# [Task brief]
Repeat each entry word for word. Leave any images out of the copy.

-- Start Source records --

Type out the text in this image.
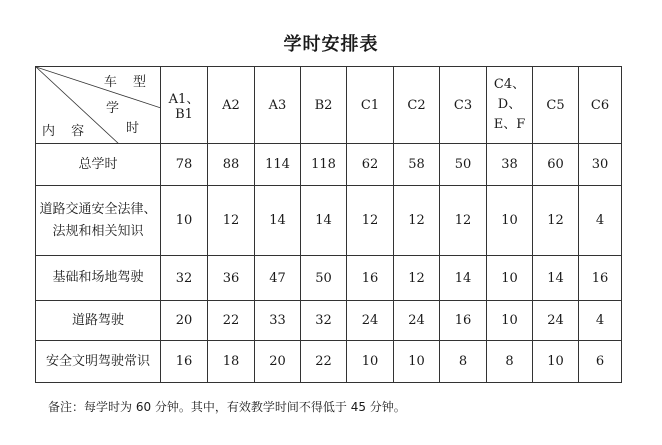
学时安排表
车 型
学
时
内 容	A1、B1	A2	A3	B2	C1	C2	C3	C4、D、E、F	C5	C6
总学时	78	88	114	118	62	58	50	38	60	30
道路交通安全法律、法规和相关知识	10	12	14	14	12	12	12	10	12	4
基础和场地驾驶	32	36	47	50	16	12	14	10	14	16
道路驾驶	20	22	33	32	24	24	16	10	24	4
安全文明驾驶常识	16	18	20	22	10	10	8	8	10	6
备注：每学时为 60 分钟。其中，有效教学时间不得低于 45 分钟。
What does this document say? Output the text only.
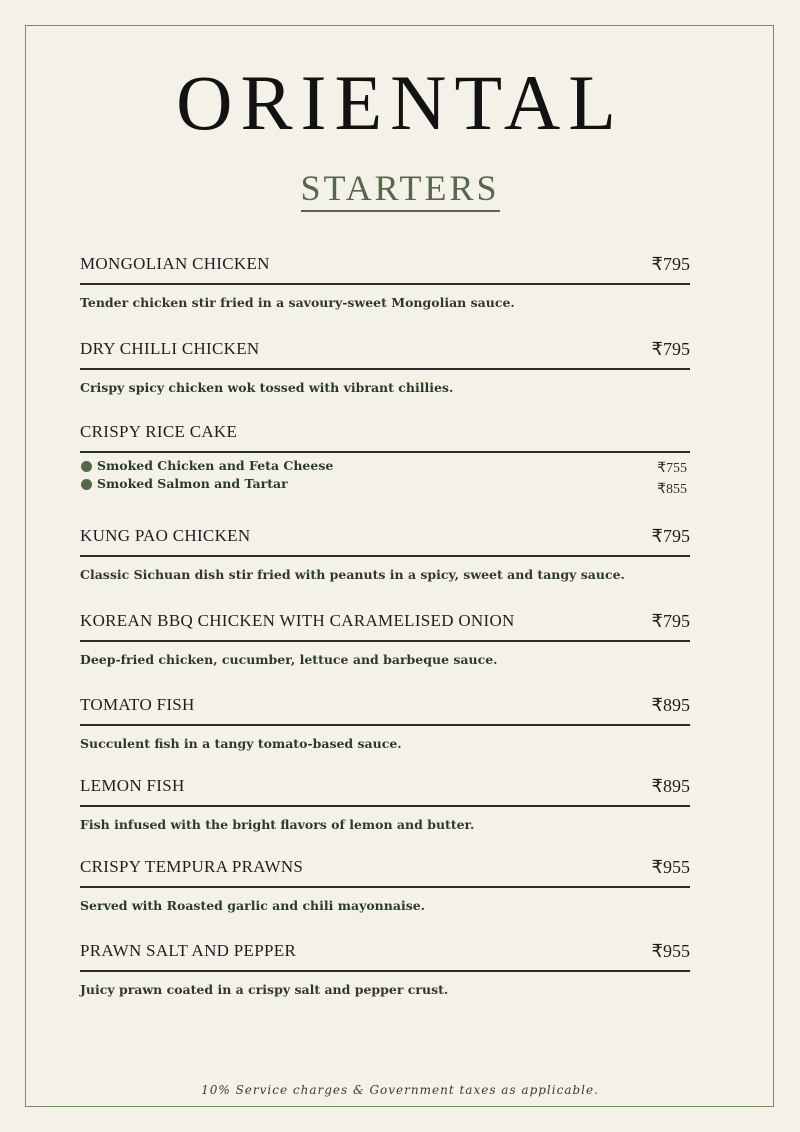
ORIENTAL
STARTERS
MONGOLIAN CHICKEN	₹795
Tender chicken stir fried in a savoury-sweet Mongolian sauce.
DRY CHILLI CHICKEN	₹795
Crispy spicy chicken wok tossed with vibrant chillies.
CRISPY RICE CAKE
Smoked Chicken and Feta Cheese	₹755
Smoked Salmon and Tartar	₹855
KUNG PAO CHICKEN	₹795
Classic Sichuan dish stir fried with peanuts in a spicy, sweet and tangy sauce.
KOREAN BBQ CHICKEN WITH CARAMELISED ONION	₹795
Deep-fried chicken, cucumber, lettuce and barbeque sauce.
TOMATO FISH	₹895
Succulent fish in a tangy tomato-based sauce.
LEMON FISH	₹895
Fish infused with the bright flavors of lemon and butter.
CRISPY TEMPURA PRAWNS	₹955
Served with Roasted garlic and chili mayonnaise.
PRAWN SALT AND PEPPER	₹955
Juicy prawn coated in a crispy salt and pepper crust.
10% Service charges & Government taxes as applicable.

-- End Source records --

# [Answer to this task]
Type out the text in this image.
学时安排表
车 型
学
时
内 容	A1、B1	A2	A3	B2	C1	C2	C3	C4、D、E、F	C5	C6
总学时	78	88	114	118	62	58	50	38	60	30
道路交通安全法律、法规和相关知识	10	12	14	14	12	12	12	10	12	4
基础和场地驾驶	32	36	47	50	16	12	14	10	14	16
道路驾驶	20	22	33	32	24	24	16	10	24	4
安全文明驾驶常识	16	18	20	22	10	10	8	8	10	6
备注：每学时为 60 分钟。其中，有效教学时间不得低于 45 分钟。
What does this document say? Output the text only.
ORIENTAL
STARTERS
MONGOLIAN CHICKEN	₹795
Tender chicken stir fried in a savoury-sweet Mongolian sauce.
DRY CHILLI CHICKEN	₹795
Crispy spicy chicken wok tossed with vibrant chillies.
CRISPY RICE CAKE
Smoked Chicken and Feta Cheese	₹755
Smoked Salmon and Tartar	₹855
KUNG PAO CHICKEN	₹795
Classic Sichuan dish stir fried with peanuts in a spicy, sweet and tangy sauce.
KOREAN BBQ CHICKEN WITH CARAMELISED ONION	₹795
Deep-fried chicken, cucumber, lettuce and barbeque sauce.
TOMATO FISH	₹895
Succulent fish in a tangy tomato-based sauce.
LEMON FISH	₹895
Fish infused with the bright flavors of lemon and butter.
CRISPY TEMPURA PRAWNS	₹955
Served with Roasted garlic and chili mayonnaise.
PRAWN SALT AND PEPPER	₹955
Juicy prawn coated in a crispy salt and pepper crust.
10% Service charges & Government taxes as applicable.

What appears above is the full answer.